(Recorded data)

┄┄┄┄┄┄

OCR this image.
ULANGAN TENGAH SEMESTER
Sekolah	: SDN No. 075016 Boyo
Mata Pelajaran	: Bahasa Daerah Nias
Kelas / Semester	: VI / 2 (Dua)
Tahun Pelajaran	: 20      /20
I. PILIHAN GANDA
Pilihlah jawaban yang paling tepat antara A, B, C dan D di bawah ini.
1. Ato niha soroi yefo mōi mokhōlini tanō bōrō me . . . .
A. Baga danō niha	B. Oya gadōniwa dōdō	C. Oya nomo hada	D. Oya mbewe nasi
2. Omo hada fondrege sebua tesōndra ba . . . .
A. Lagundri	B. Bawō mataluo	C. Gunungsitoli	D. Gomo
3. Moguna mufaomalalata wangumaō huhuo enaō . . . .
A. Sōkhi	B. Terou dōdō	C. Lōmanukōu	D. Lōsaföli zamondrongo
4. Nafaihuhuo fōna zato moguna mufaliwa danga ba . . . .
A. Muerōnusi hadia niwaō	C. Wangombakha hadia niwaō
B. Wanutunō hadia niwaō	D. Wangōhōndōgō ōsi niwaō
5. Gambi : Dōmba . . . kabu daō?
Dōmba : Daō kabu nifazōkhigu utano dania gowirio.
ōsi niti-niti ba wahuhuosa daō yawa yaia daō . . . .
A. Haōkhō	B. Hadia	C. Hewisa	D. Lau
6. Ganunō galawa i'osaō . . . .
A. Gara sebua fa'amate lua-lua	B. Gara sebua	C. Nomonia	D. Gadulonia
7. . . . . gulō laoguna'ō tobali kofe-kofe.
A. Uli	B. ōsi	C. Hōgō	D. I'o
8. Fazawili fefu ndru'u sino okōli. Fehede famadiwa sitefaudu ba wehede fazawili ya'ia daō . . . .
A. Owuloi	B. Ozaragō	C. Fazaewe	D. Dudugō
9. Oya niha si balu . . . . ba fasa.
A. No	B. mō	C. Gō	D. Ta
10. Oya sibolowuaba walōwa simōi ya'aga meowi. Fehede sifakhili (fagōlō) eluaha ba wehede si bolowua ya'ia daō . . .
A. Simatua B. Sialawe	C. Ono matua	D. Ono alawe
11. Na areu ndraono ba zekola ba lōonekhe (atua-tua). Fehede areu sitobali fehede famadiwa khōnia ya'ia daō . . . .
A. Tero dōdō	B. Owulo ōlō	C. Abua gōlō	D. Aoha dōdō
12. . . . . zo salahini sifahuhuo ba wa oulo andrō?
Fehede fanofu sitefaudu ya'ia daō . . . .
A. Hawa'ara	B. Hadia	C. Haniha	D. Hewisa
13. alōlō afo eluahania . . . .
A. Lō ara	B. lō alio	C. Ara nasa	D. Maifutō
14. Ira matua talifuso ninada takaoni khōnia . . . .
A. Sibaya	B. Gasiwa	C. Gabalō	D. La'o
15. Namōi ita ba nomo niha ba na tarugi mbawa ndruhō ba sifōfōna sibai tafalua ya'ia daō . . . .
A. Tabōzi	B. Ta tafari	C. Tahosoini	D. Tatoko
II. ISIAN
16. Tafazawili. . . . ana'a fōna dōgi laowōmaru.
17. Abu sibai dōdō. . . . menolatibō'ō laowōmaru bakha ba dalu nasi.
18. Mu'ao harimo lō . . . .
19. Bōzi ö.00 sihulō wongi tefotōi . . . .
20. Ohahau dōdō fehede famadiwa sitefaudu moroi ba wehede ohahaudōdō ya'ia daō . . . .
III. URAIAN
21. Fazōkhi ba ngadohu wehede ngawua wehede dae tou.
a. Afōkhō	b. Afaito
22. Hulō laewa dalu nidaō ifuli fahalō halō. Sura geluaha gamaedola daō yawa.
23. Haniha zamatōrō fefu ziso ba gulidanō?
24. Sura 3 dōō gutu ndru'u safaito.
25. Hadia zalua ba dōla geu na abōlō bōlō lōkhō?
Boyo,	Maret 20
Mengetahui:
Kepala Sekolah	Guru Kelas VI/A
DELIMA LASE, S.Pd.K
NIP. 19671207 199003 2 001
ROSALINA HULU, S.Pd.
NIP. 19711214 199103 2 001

┄┄┄┄┄┄

== Exercise aim ==
Only lines with "Pelajaran" are wanted here; list each of them.

== Problem solution ==
Mata Pelajaran	: Bahasa Daerah Nias
Tahun Pelajaran	: 20      /20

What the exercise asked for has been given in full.